Entries provided:
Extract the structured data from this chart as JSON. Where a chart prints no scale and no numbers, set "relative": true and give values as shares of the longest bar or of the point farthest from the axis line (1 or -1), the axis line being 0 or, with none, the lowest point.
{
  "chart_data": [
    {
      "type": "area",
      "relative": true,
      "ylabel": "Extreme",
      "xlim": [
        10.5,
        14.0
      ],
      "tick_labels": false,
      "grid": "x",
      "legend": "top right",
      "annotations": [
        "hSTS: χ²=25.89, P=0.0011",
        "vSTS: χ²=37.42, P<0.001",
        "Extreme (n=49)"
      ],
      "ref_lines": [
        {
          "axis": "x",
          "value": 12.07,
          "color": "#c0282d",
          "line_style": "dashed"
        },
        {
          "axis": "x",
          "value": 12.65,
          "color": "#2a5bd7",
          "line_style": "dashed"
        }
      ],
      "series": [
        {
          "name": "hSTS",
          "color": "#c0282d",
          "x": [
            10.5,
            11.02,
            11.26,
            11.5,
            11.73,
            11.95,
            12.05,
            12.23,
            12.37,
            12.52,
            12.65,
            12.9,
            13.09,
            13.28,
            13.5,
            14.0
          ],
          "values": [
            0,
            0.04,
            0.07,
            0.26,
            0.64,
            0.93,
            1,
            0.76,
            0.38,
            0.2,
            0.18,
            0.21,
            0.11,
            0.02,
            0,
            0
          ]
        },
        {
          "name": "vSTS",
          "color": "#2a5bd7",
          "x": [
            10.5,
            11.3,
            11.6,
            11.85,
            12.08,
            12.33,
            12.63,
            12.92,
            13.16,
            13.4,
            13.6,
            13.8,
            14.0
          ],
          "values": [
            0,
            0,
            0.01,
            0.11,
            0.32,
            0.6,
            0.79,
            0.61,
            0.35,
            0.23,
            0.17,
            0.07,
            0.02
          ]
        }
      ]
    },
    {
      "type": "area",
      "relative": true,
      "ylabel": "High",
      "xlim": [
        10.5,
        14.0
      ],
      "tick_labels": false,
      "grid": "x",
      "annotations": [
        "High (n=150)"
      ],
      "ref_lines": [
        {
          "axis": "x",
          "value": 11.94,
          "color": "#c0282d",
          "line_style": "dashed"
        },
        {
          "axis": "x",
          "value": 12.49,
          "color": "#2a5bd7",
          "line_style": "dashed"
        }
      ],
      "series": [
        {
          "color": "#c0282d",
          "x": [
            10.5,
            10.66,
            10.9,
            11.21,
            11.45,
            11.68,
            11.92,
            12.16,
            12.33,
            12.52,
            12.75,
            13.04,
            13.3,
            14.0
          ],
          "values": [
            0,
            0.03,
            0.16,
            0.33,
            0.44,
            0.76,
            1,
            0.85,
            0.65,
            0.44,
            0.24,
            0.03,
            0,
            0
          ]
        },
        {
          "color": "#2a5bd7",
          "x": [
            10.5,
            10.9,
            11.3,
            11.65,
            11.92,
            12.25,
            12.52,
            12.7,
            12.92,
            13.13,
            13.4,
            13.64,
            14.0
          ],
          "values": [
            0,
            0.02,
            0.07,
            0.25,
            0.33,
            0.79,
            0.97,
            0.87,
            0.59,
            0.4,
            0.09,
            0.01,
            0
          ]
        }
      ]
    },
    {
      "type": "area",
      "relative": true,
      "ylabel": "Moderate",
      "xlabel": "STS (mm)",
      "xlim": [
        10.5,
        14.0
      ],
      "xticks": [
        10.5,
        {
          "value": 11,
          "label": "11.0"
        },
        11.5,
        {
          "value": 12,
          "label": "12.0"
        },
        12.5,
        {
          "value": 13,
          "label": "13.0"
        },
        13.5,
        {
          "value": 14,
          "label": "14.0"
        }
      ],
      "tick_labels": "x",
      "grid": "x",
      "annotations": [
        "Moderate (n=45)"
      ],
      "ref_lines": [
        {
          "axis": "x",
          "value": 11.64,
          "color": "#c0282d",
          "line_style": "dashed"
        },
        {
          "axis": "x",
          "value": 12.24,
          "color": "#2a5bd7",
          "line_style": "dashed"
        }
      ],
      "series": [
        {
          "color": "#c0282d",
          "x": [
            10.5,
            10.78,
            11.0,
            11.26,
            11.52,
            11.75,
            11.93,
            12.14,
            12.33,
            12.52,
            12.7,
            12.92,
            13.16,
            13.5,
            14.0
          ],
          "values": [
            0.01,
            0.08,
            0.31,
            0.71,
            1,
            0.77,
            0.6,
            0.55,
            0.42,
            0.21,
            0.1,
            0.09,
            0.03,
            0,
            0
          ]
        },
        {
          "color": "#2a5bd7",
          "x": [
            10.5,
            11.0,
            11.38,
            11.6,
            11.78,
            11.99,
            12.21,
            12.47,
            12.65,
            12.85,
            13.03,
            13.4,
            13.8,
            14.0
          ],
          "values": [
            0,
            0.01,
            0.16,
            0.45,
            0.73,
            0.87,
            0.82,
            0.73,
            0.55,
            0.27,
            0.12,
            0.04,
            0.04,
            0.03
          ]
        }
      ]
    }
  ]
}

Instruction:
Transcribe all of the entries without altering anything.

Task output:
Extract the structured data from this chart as JSON. Where a chart prints no scale and no numbers, set "relative": true and give values as shares of the longest bar or of the point farthest from the axis line (1 or -1), the axis line being 0 or, with none, the lowest point.
{
  "chart_data": [
    {
      "type": "area",
      "relative": true,
      "ylabel": "Extreme",
      "xlim": [
        10.5,
        14.0
      ],
      "tick_labels": false,
      "grid": "x",
      "legend": "top right",
      "annotations": [
        "hSTS: χ²=25.89, P=0.0011",
        "vSTS: χ²=37.42, P<0.001",
        "Extreme (n=49)"
      ],
      "ref_lines": [
        {
          "axis": "x",
          "value": 12.07,
          "color": "#c0282d",
          "line_style": "dashed"
        },
        {
          "axis": "x",
          "value": 12.65,
          "color": "#2a5bd7",
          "line_style": "dashed"
        }
      ],
      "series": [
        {
          "name": "hSTS",
          "color": "#c0282d",
          "x": [
            10.5,
            11.02,
            11.26,
            11.5,
            11.73,
            11.95,
            12.05,
            12.23,
            12.37,
            12.52,
            12.65,
            12.9,
            13.09,
            13.28,
            13.5,
            14.0
          ],
          "values": [
            0,
            0.04,
            0.07,
            0.26,
            0.64,
            0.93,
            1,
            0.76,
            0.38,
            0.2,
            0.18,
            0.21,
            0.11,
            0.02,
            0,
            0
          ]
        },
        {
          "name": "vSTS",
          "color": "#2a5bd7",
          "x": [
            10.5,
            11.3,
            11.6,
            11.85,
            12.08,
            12.33,
            12.63,
            12.92,
            13.16,
            13.4,
            13.6,
            13.8,
            14.0
          ],
          "values": [
            0,
            0,
            0.01,
            0.11,
            0.32,
            0.6,
            0.79,
            0.61,
            0.35,
            0.23,
            0.17,
            0.07,
            0.02
          ]
        }
      ]
    },
    {
      "type": "area",
      "relative": true,
      "ylabel": "High",
      "xlim": [
        10.5,
        14.0
      ],
      "tick_labels": false,
      "grid": "x",
      "annotations": [
        "High (n=150)"
      ],
      "ref_lines": [
        {
          "axis": "x",
          "value": 11.94,
          "color": "#c0282d",
          "line_style": "dashed"
        },
        {
          "axis": "x",
          "value": 12.49,
          "color": "#2a5bd7",
          "line_style": "dashed"
        }
      ],
      "series": [
        {
          "color": "#c0282d",
          "x": [
            10.5,
            10.66,
            10.9,
            11.21,
            11.45,
            11.68,
            11.92,
            12.16,
            12.33,
            12.52,
            12.75,
            13.04,
            13.3,
            14.0
          ],
          "values": [
            0,
            0.03,
            0.16,
            0.33,
            0.44,
            0.76,
            1,
            0.85,
            0.65,
            0.44,
            0.24,
            0.03,
            0,
            0
          ]
        },
        {
          "color": "#2a5bd7",
          "x": [
            10.5,
            10.9,
            11.3,
            11.65,
            11.92,
            12.25,
            12.52,
            12.7,
            12.92,
            13.13,
            13.4,
            13.64,
            14.0
          ],
          "values": [
            0,
            0.02,
            0.07,
            0.25,
            0.33,
            0.79,
            0.97,
            0.87,
            0.59,
            0.4,
            0.09,
            0.01,
            0
          ]
        }
      ]
    },
    {
      "type": "area",
      "relative": true,
      "ylabel": "Moderate",
      "xlabel": "STS (mm)",
      "xlim": [
        10.5,
        14.0
      ],
      "xticks": [
        10.5,
        {
          "value": 11,
          "label": "11.0"
        },
        11.5,
        {
          "value": 12,
          "label": "12.0"
        },
        12.5,
        {
          "value": 13,
          "label": "13.0"
        },
        13.5,
        {
          "value": 14,
          "label": "14.0"
        }
      ],
      "tick_labels": "x",
      "grid": "x",
      "annotations": [
        "Moderate (n=45)"
      ],
      "ref_lines": [
        {
          "axis": "x",
          "value": 11.64,
          "color": "#c0282d",
          "line_style": "dashed"
        },
        {
          "axis": "x",
          "value": 12.24,
          "color": "#2a5bd7",
          "line_style": "dashed"
        }
      ],
      "series": [
        {
          "color": "#c0282d",
          "x": [
            10.5,
            10.78,
            11.0,
            11.26,
            11.52,
            11.75,
            11.93,
            12.14,
            12.33,
            12.52,
            12.7,
            12.92,
            13.16,
            13.5,
            14.0
          ],
          "values": [
            0.01,
            0.08,
            0.31,
            0.71,
            1,
            0.77,
            0.6,
            0.55,
            0.42,
            0.21,
            0.1,
            0.09,
            0.03,
            0,
            0
          ]
        },
        {
          "color": "#2a5bd7",
          "x": [
            10.5,
            11.0,
            11.38,
            11.6,
            11.78,
            11.99,
            12.21,
            12.47,
            12.65,
            12.85,
            13.03,
            13.4,
            13.8,
            14.0
          ],
          "values": [
            0,
            0.01,
            0.16,
            0.45,
            0.73,
            0.87,
            0.82,
            0.73,
            0.55,
            0.27,
            0.12,
            0.04,
            0.04,
            0.03
          ]
        }
      ]
    }
  ]
}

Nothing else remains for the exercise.